╭─ Dataset rows

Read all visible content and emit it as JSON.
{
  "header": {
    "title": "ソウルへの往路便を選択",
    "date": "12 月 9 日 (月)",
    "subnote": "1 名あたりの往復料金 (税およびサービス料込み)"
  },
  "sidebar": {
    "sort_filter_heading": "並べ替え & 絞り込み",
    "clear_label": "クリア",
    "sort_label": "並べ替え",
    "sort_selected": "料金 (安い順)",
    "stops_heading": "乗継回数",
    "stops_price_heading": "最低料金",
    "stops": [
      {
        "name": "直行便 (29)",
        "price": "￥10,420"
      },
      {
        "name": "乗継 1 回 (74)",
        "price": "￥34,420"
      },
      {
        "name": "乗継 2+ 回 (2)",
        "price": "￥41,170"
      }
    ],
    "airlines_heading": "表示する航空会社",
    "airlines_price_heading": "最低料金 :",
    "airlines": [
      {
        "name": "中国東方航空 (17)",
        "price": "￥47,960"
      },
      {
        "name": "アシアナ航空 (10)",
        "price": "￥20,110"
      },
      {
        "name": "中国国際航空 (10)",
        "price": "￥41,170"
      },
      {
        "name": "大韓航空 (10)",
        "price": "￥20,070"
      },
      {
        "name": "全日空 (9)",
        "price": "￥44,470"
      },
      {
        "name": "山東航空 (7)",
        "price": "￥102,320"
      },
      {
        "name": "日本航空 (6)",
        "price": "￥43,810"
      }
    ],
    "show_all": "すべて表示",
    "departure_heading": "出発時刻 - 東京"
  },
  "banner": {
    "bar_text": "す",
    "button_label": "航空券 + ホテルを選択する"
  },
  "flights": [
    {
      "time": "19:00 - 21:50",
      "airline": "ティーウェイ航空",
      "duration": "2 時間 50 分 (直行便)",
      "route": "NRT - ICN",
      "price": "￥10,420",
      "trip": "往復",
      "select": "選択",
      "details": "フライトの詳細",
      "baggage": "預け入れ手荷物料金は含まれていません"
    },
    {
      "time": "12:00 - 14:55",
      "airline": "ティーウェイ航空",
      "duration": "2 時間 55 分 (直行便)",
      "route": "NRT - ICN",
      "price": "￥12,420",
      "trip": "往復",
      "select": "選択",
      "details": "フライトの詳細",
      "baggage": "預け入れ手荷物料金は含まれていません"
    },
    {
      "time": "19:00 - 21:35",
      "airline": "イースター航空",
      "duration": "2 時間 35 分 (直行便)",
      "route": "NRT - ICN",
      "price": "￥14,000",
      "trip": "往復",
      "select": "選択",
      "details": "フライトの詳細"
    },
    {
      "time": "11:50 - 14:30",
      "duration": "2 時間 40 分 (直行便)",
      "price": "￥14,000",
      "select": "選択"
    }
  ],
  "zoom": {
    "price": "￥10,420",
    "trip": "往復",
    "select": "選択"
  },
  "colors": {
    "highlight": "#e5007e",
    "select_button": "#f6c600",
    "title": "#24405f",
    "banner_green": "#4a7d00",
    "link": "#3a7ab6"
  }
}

╰─

→ **Job**
Please output every record, keeping each line exact.

→ **The solution**
Read all visible content and emit it as JSON.
{
  "header": {
    "title": "ソウルへの往路便を選択",
    "date": "12 月 9 日 (月)",
    "subnote": "1 名あたりの往復料金 (税およびサービス料込み)"
  },
  "sidebar": {
    "sort_filter_heading": "並べ替え & 絞り込み",
    "clear_label": "クリア",
    "sort_label": "並べ替え",
    "sort_selected": "料金 (安い順)",
    "stops_heading": "乗継回数",
    "stops_price_heading": "最低料金",
    "stops": [
      {
        "name": "直行便 (29)",
        "price": "￥10,420"
      },
      {
        "name": "乗継 1 回 (74)",
        "price": "￥34,420"
      },
      {
        "name": "乗継 2+ 回 (2)",
        "price": "￥41,170"
      }
    ],
    "airlines_heading": "表示する航空会社",
    "airlines_price_heading": "最低料金 :",
    "airlines": [
      {
        "name": "中国東方航空 (17)",
        "price": "￥47,960"
      },
      {
        "name": "アシアナ航空 (10)",
        "price": "￥20,110"
      },
      {
        "name": "中国国際航空 (10)",
        "price": "￥41,170"
      },
      {
        "name": "大韓航空 (10)",
        "price": "￥20,070"
      },
      {
        "name": "全日空 (9)",
        "price": "￥44,470"
      },
      {
        "name": "山東航空 (7)",
        "price": "￥102,320"
      },
      {
        "name": "日本航空 (6)",
        "price": "￥43,810"
      }
    ],
    "show_all": "すべて表示",
    "departure_heading": "出発時刻 - 東京"
  },
  "banner": {
    "bar_text": "す",
    "button_label": "航空券 + ホテルを選択する"
  },
  "flights": [
    {
      "time": "19:00 - 21:50",
      "airline": "ティーウェイ航空",
      "duration": "2 時間 50 分 (直行便)",
      "route": "NRT - ICN",
      "price": "￥10,420",
      "trip": "往復",
      "select": "選択",
      "details": "フライトの詳細",
      "baggage": "預け入れ手荷物料金は含まれていません"
    },
    {
      "time": "12:00 - 14:55",
      "airline": "ティーウェイ航空",
      "duration": "2 時間 55 分 (直行便)",
      "route": "NRT - ICN",
      "price": "￥12,420",
      "trip": "往復",
      "select": "選択",
      "details": "フライトの詳細",
      "baggage": "預け入れ手荷物料金は含まれていません"
    },
    {
      "time": "19:00 - 21:35",
      "airline": "イースター航空",
      "duration": "2 時間 35 分 (直行便)",
      "route": "NRT - ICN",
      "price": "￥14,000",
      "trip": "往復",
      "select": "選択",
      "details": "フライトの詳細"
    },
    {
      "time": "11:50 - 14:30",
      "duration": "2 時間 40 分 (直行便)",
      "price": "￥14,000",
      "select": "選択"
    }
  ],
  "zoom": {
    "price": "￥10,420",
    "trip": "往復",
    "select": "選択"
  },
  "colors": {
    "highlight": "#e5007e",
    "select_button": "#f6c600",
    "title": "#24405f",
    "banner_green": "#4a7d00",
    "link": "#3a7ab6"
  }
}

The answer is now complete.